G(z), a guanine nucleotide-binding protein with unique biochemical properties

Cloning of a complementary DNA (cDNA) for G(zα), a newly apprecitated member of the family of guanine nucleotide-binding regulatory proteins (G proteins), has allowed preparation of specific antisera to identify the protein in tissues and to assay it during purification from bovine brain. Additionally, expression of the cDNA in Escherichia coli has resulted in the production and purification of the recombinant protein. Purification of G(z) from bovine brain is tedious, and only small quantities of protein have been obtained. The protein copurifies with the βγ subunit complex common to other G proteins; another 26-kDa GTP-binding protein is also present in these preparations. The purified protein could not serve as a substrate for NAD-dependent ADP-ribosylation catalyzed by either pertussis toxin or cholera toxin. Purification of recombinant G(zα) (rG(zα)) from E. coli is simple, and quantities of homogeneous protein sufficient for biochemical analysis are obtained. Purified rG(zα) has several properties that distinguish it from other G protein α subunit polypeptides. These include a very slow rate of guanine nucleotide exchange (k = 0.02 min^-1), which is reduced > 20-fold in the presence of mM concentrations of Mg²⁺. In addition, the rate of the intrinsic GTPase activity of G(zα) is extremely slow. The hydrolysis rate (k(cat)) for rG(zα) at 30°C is 0.05 min^-1, or 200-fold slower than that determined for other G protein α subunits. rG(zα) can interact with bovine brain βγ but does not serve as a substrate for ADP-ribosylation catalyzed by either pertussis toxin or cholera toxin. These studies suggest that G(z) may play a role in signal transduction pathways that are mechanistically distinct from those controlled by the other members of the G protein family.

◆ **Exercise set**:
1. Rewrite the paragraph of the G(z) abstract that begins "Cloning of a complementary DNA" as a short bulleted list that keeps its main facts.
2. Decide whether each statement agrees with the G(z) abstract, and answer yes or no, quoting the words of the abstract that decide it. (a) Purification of G(z) from bovine brain produced large amounts of protein. (b) The GTPase rate of rG(zα) is 200-fold slower than that of other G protein α subunits. (c) Pertussis toxin can catalyze ADP-ribosylation of rG(zα).
The entries come from a separate source, unrelated to the abstract.

◆ **The data**:
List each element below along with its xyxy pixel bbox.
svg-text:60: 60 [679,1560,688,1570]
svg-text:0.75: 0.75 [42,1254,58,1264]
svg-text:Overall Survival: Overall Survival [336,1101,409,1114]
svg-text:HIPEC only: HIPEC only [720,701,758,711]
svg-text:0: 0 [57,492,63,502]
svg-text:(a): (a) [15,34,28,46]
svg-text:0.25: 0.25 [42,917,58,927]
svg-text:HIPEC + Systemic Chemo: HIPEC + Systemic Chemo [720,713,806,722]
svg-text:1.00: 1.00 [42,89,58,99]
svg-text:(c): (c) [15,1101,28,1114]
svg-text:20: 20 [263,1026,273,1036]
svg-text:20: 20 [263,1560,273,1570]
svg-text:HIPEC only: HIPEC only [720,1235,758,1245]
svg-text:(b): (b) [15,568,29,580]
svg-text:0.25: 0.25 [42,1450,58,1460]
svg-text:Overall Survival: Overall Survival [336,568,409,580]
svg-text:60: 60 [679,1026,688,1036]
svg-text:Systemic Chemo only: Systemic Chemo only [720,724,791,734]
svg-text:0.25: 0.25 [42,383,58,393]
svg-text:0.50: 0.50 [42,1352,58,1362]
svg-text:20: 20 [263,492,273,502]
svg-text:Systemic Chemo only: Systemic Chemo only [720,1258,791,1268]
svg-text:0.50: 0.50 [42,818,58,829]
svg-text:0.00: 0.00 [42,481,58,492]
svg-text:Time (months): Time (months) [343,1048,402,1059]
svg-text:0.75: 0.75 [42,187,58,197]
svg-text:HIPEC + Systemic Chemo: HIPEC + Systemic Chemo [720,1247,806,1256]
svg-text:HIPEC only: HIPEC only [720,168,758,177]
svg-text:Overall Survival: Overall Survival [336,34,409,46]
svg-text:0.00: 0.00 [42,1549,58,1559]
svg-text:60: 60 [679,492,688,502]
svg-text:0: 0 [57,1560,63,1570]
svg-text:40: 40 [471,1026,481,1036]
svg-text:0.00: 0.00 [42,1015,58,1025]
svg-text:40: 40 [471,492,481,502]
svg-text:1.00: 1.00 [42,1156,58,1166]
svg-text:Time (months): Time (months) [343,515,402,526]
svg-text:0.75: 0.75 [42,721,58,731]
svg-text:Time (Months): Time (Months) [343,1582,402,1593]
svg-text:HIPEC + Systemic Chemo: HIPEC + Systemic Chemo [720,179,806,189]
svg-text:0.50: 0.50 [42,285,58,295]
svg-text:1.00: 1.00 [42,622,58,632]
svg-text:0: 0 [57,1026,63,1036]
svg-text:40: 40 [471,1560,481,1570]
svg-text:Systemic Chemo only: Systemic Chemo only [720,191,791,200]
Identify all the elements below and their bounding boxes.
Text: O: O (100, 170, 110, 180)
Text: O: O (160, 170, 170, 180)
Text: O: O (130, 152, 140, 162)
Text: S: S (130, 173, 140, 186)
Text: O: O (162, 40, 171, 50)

◆ **Answers to this exercise**:
1.
- A cDNA for G(zα), a member of the G protein family, was cloned. This allowed specific antisera to be made for identifying the protein in tissues and assaying it during purification from bovine brain.
- Expressing the cDNA in E. coli produced recombinant protein that could be purified.
- Purifying G(z) from bovine brain is tedious and yields only small amounts. The protein copurifies with the βγ subunit complex and with another 26-kDa GTP-binding protein. Neither pertussis toxin nor cholera toxin ADP-ribosylates it.
- Recombinant G(zα) is simple to purify from E. coli, in amounts sufficient for biochemical analysis.
- Its guanine nucleotide exchange is very slow (k = 0.02 min^-1). Millimolar Mg²⁺ slows it more than 20-fold.
- Its intrinsic GTPase is extremely slow (k(cat) 0.05 min^-1 at 30°C), 200-fold slower than in other G protein α subunits.
- It interacts with bovine brain βγ. Neither toxin ADP-ribosylates it.
- G(z) may act in signal transduction pathways mechanistically distinct from those of other G proteins.

2.
(a) No: "only small quantities of protein have been obtained."
(b) Yes: "200-fold slower than that determined for other G protein α subunits."
(c) No: "does not serve as a substrate for ADP-ribosylation catalyzed by either pertussis toxin or cholera toxin."